**Aim of the task:**
Copy each record exactly as it reads, leaving out any pictures it holds.

**Information provided:**

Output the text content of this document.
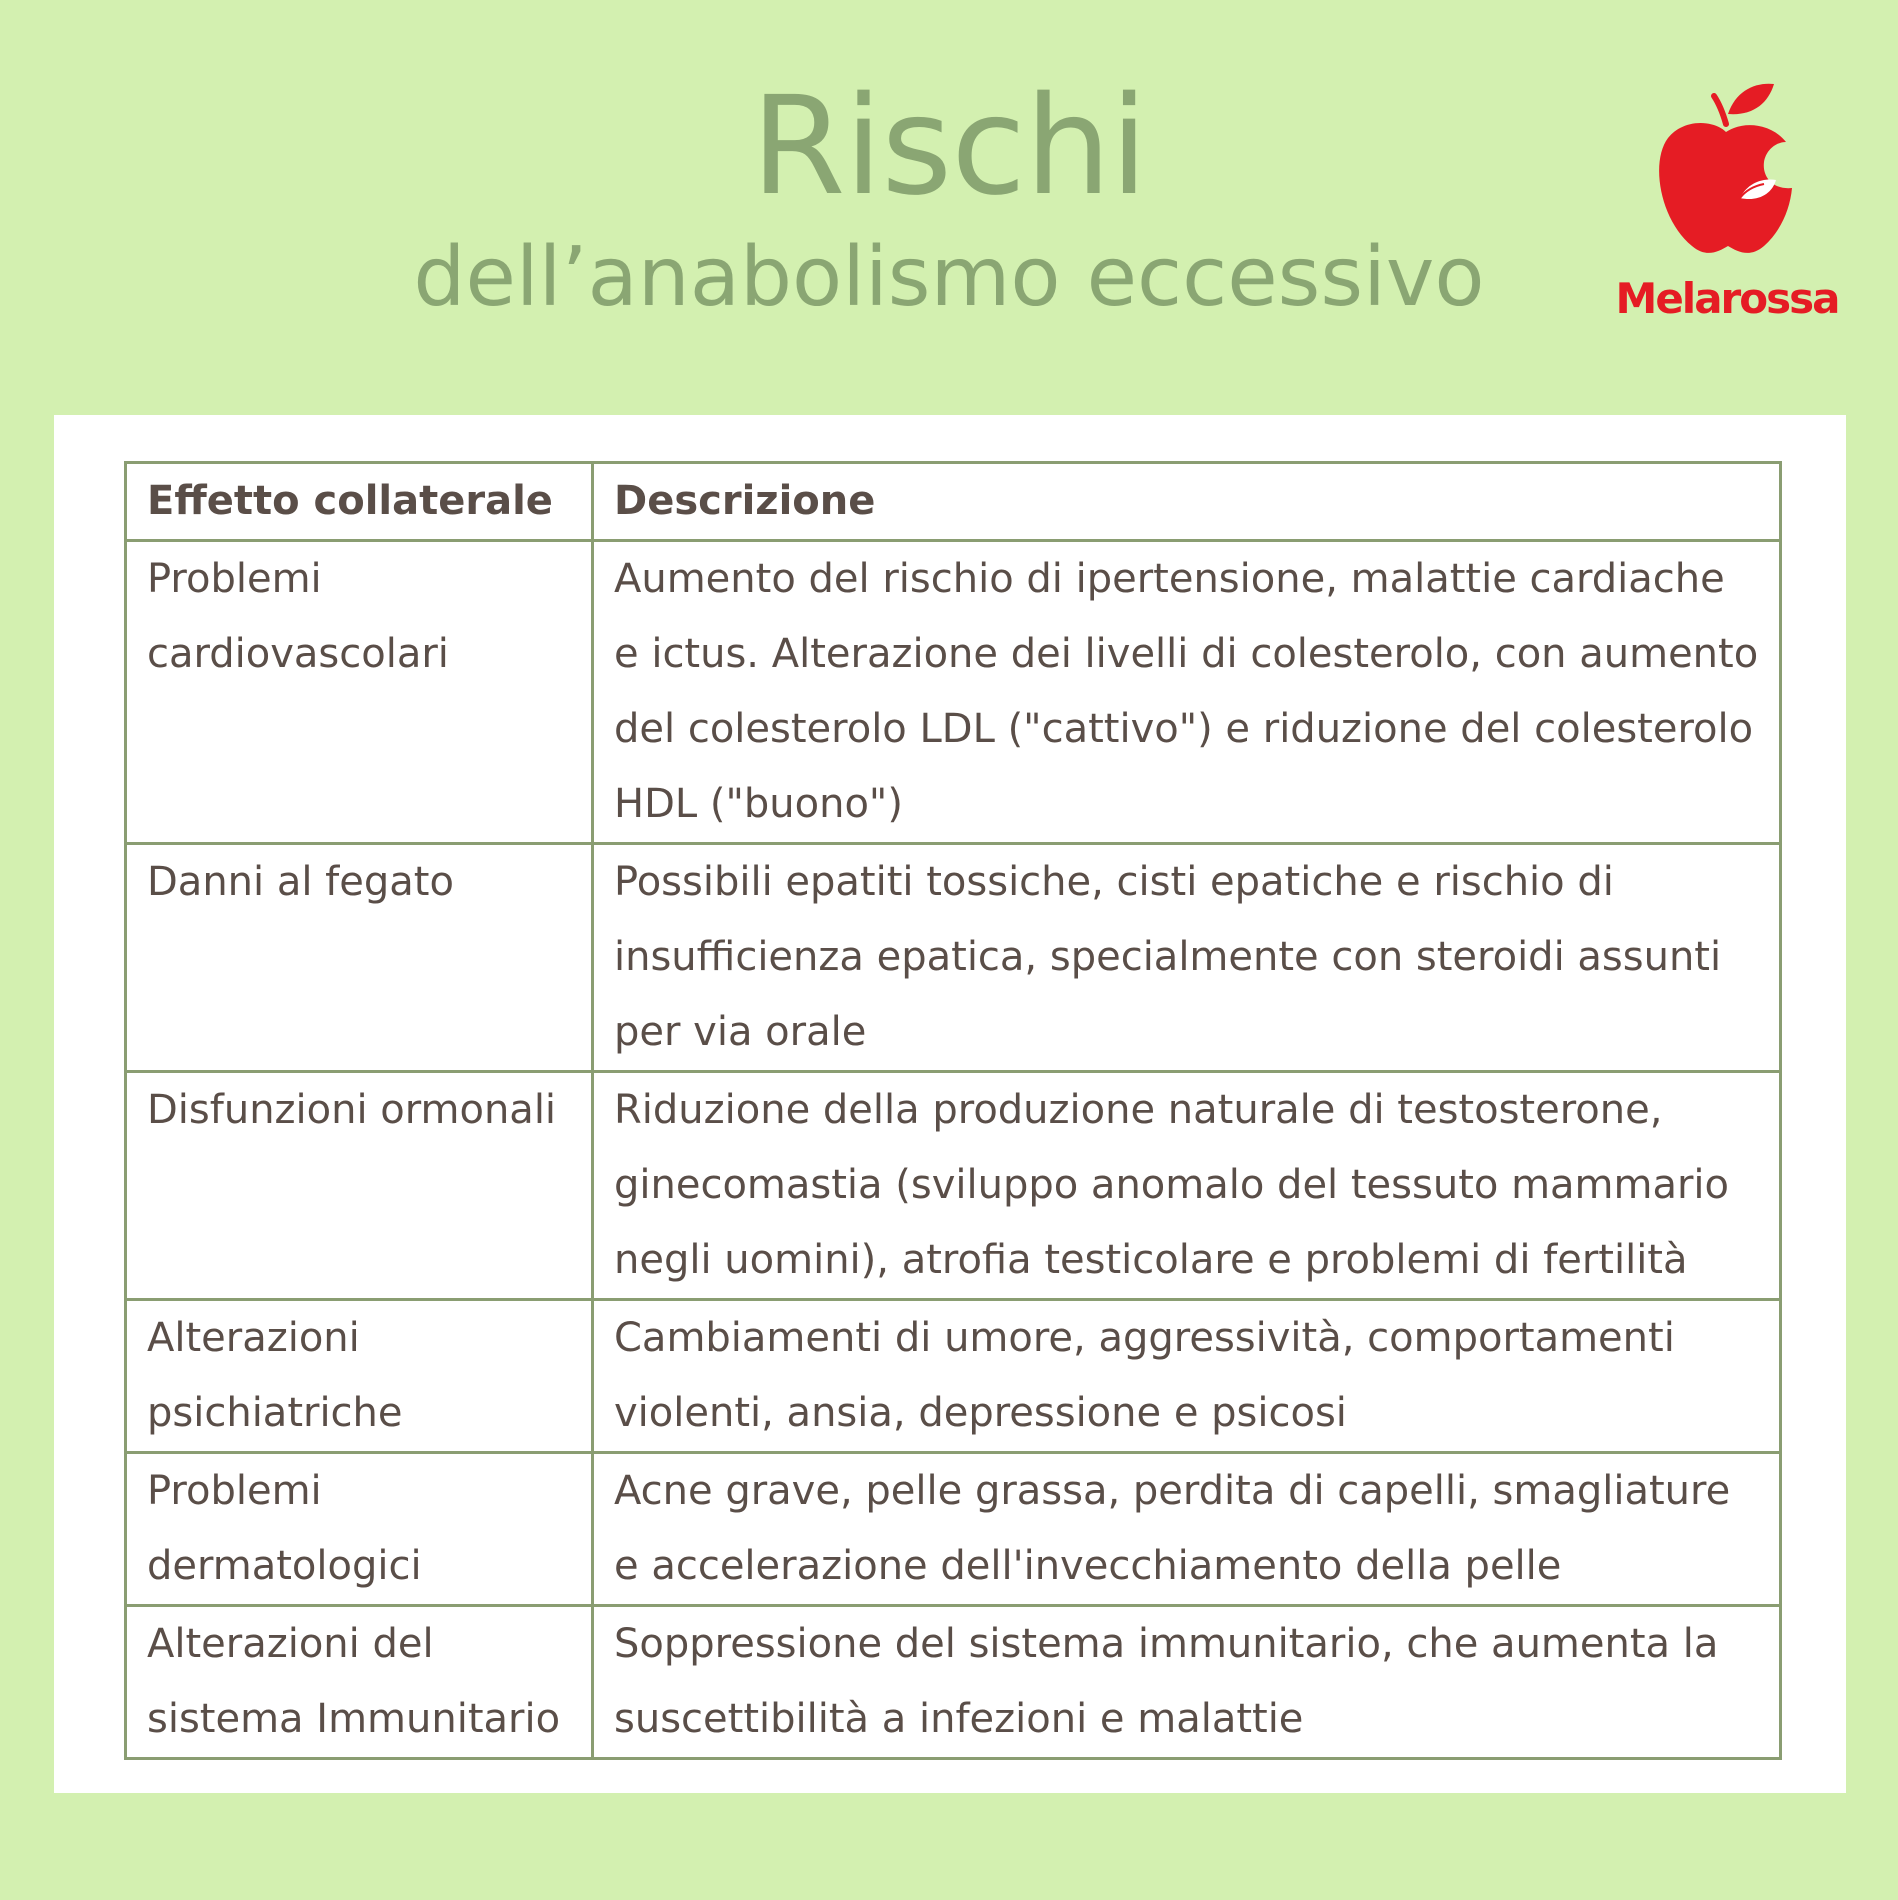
Rischi
dell’anabolismo eccessivo	Melarossa
Effetto collaterale	Descrizione
Problemi cardiovascolari	Aumento del rischio di ipertensione, malattie cardiache e ictus. Alterazione dei livelli di colesterolo, con aumento del colesterolo LDL ("cattivo") e riduzione del colesterolo HDL ("buono")
Danni al fegato	Possibili epatiti tossiche, cisti epatiche e rischio di insufficienza epatica, specialmente con steroidi assunti per via orale
Disfunzioni ormonali	Riduzione della produzione naturale di testosterone, ginecomastia (sviluppo anomalo del tessuto mammario negli uomini), atrofia testicolare e problemi di fertilità
Alterazioni psichiatriche	Cambiamenti di umore, aggressività, comportamenti violenti, ansia, depressione e psicosi
Problemi dermatologici	Acne grave, pelle grassa, perdita di capelli, smagliature e accelerazione dell'invecchiamento della pelle
Alterazioni del sistema Immunitario	Soppressione del sistema immunitario, che aumenta la suscettibilità a infezioni e malattie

**Result of the task:**
Output the text content of this document.
Rischi
dell’anabolismo eccessivo	Melarossa
Effetto collaterale	Descrizione
Problemi cardiovascolari	Aumento del rischio di ipertensione, malattie cardiache e ictus. Alterazione dei livelli di colesterolo, con aumento del colesterolo LDL ("cattivo") e riduzione del colesterolo HDL ("buono")
Danni al fegato	Possibili epatiti tossiche, cisti epatiche e rischio di insufficienza epatica, specialmente con steroidi assunti per via orale
Disfunzioni ormonali	Riduzione della produzione naturale di testosterone, ginecomastia (sviluppo anomalo del tessuto mammario negli uomini), atrofia testicolare e problemi di fertilità
Alterazioni psichiatriche	Cambiamenti di umore, aggressività, comportamenti violenti, ansia, depressione e psicosi
Problemi dermatologici	Acne grave, pelle grassa, perdita di capelli, smagliature e accelerazione dell'invecchiamento della pelle
Alterazioni del sistema Immunitario	Soppressione del sistema immunitario, che aumenta la suscettibilità a infezioni e malattie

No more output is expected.